■ PROBLEM TO WORK ON
Without including any pictures, write out all the entries exactly.

■ SUPPLIED RECORDS
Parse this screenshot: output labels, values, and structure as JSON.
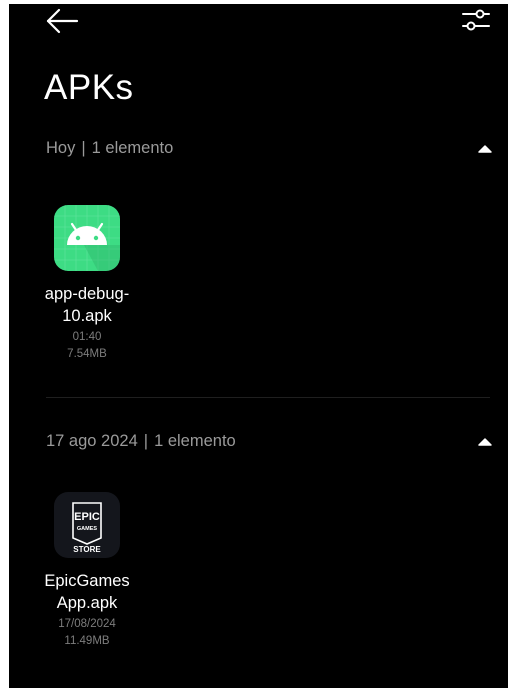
{
  "header": {
    "back_icon": "arrow-left-icon",
    "filter_icon": "sliders-icon",
    "title": "APKs"
  },
  "sections": [
    {
      "date": "Hoy",
      "separator": "|",
      "count": "1 elemento",
      "collapse_icon": "triangle-up-icon",
      "files": [
        {
          "icon": "android-apk-icon",
          "name_line1": "app-debug-",
          "name_line2": "10.apk",
          "time": "01:40",
          "size": "7.54MB"
        }
      ]
    },
    {
      "date": "17 ago 2024",
      "separator": "|",
      "count": "1 elemento",
      "collapse_icon": "triangle-up-icon",
      "files": [
        {
          "icon": "epic-games-store-icon",
          "logo_text": {
            "top": "EPIC",
            "middle": "GAMES",
            "bottom": "STORE"
          },
          "name_line1": "EpicGames",
          "name_line2": "App.apk",
          "time": "17/08/2024",
          "size": "11.49MB"
        }
      ]
    }
  ],
  "colors": {
    "background": "#000000",
    "android_green": "#3ddc84",
    "epic_bg": "#14161c",
    "secondary_text": "#9a9a9a"
  }
}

■ EXERCISE OUTPUT
Parse this screenshot: output labels, values, and structure as JSON.
{
  "header": {
    "back_icon": "arrow-left-icon",
    "filter_icon": "sliders-icon",
    "title": "APKs"
  },
  "sections": [
    {
      "date": "Hoy",
      "separator": "|",
      "count": "1 elemento",
      "collapse_icon": "triangle-up-icon",
      "files": [
        {
          "icon": "android-apk-icon",
          "name_line1": "app-debug-",
          "name_line2": "10.apk",
          "time": "01:40",
          "size": "7.54MB"
        }
      ]
    },
    {
      "date": "17 ago 2024",
      "separator": "|",
      "count": "1 elemento",
      "collapse_icon": "triangle-up-icon",
      "files": [
        {
          "icon": "epic-games-store-icon",
          "logo_text": {
            "top": "EPIC",
            "middle": "GAMES",
            "bottom": "STORE"
          },
          "name_line1": "EpicGames",
          "name_line2": "App.apk",
          "time": "17/08/2024",
          "size": "11.49MB"
        }
      ]
    }
  ],
  "colors": {
    "background": "#000000",
    "android_green": "#3ddc84",
    "epic_bg": "#14161c",
    "secondary_text": "#9a9a9a"
  }
}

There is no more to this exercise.